= CONSIGNES =
Reprenez le texte sur l'holacratie juste après sa dernière phrase et écrivez la suite.

= TEXTE SOURCE =
________________

L’holacratie a été développée par Brian Robertson dans le début des années 2000 sur le constat que le système traditionnel de gestion hiérarchique menait systématiquement à de la bureaucratie, des jeux de pouvoir, du désengagement, etc. Il a alors choisi de faire de son entreprise, Ternary Software, un laboratoire pour concevoir un système qui permettrait une gouvernance plus efficace.

Au fil des années, l’holacratie a été adoptée par des entreprises comme Zappos, un leader dans le commerce en ligne et Medium, une plateforme de publication en ligne. Si le système s’applique particulièrement bien à une culture américaine, il a aussi été importé en France, notamment par Bernard-Marie Chiquet et son Institut IGI Partners, déployé dans des PME (Arcadi, magasins Biocoop, l’Atelier du Laser…) et expérimenté dans de grandes entreprises (Auchan, M. Bricolage, Castorama, Danone…).

Qu’est ce que l’holacratie ?

L’holacratie est un système d’organisation et de gouvernance qui repose sur quelques principes :

  • La subsidiarité et la responsabilisation des équipes. La subsidiarité est le principe selon lequel une autorité centrale ne peut effectuer que les tâches qui ne peuvent pas être réalisées à l’échelon inférieur. Ainsi les décisions sont prises par ceux qui agissent. La responsabilité est dès lors très partagée.
  • L’action est guidée par la Raison d’être et les tensions.

________________

= MATÉRIEL FOURNI =
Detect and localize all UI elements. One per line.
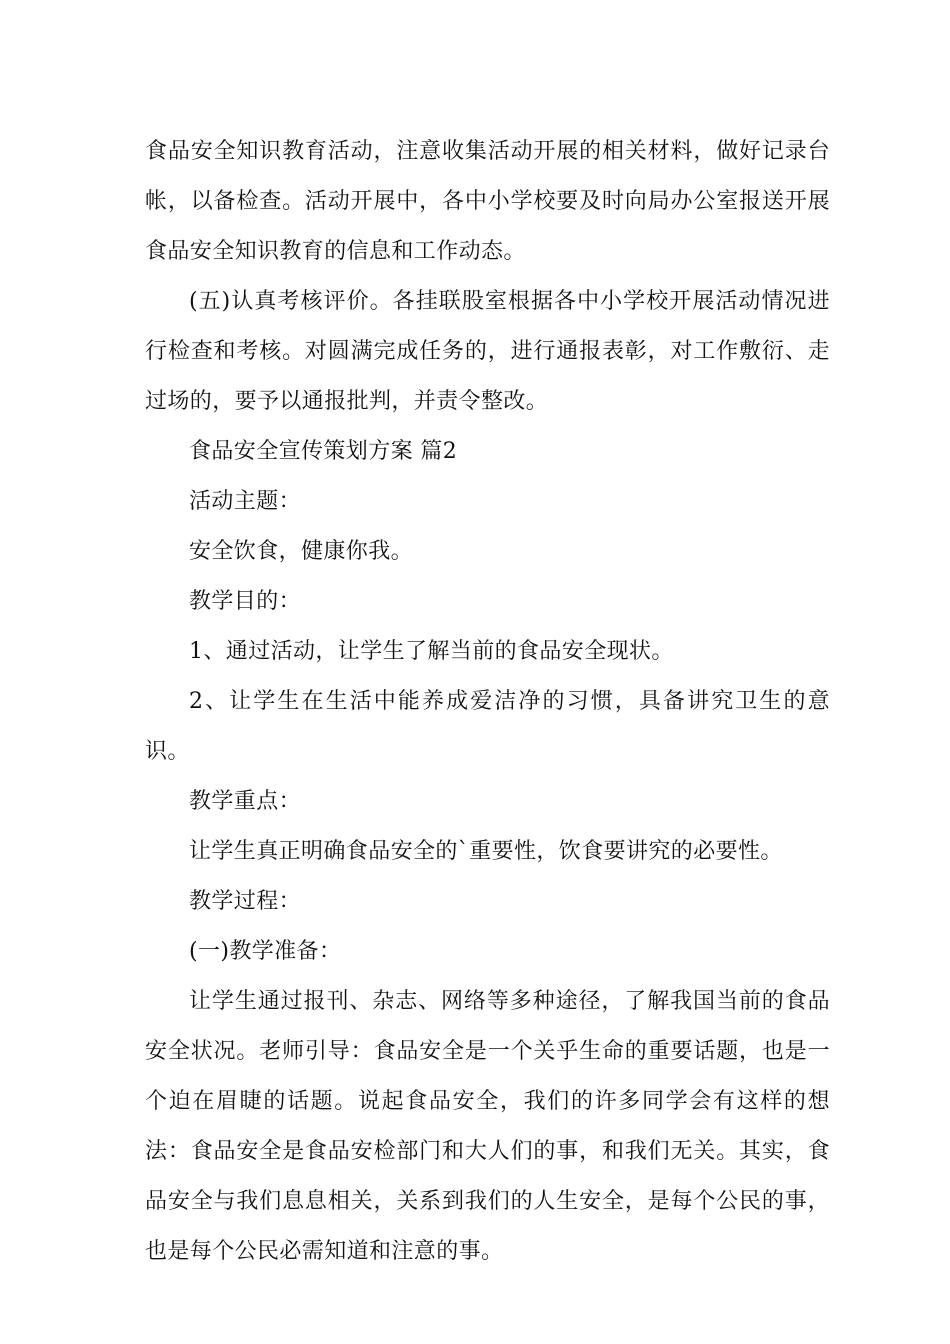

________________

= VOTRE RÉPONSE =
    • Chaque cercle ou rôle possède une raison d’être connectée à la raison d’être de l’organisation. L’ensemble des décisions adoptées et des actions mises en œuvre se doit d’être aligné et de nourrir cette dernière.
    • Chaque tension (écart entre la réalité et ce que l’on souhaite qu’elle soit) donne lieu à des échanges en vue de décider ou d’agir. C’est un moteur pour améliorer l’organisation ou résoudre des problème opérationnels.
  • Des règles explicites. On parle souvent de management constitutionnel pour évoquer l’holacratie. Les règles en entreprise sont souvent informelles et implicites (comment décider, évoluer dans l’entreprise, faire une dépense…). Dans un système holacratique, ces règles sont explicites et transparentes. Certaines sont adoptées dès le départ et relativement immuables (ex : la constitution de l’organisation), d’autres sont plus évolutives (ex : les domaines, les processus).

Comment fonctionne l’holacratie ?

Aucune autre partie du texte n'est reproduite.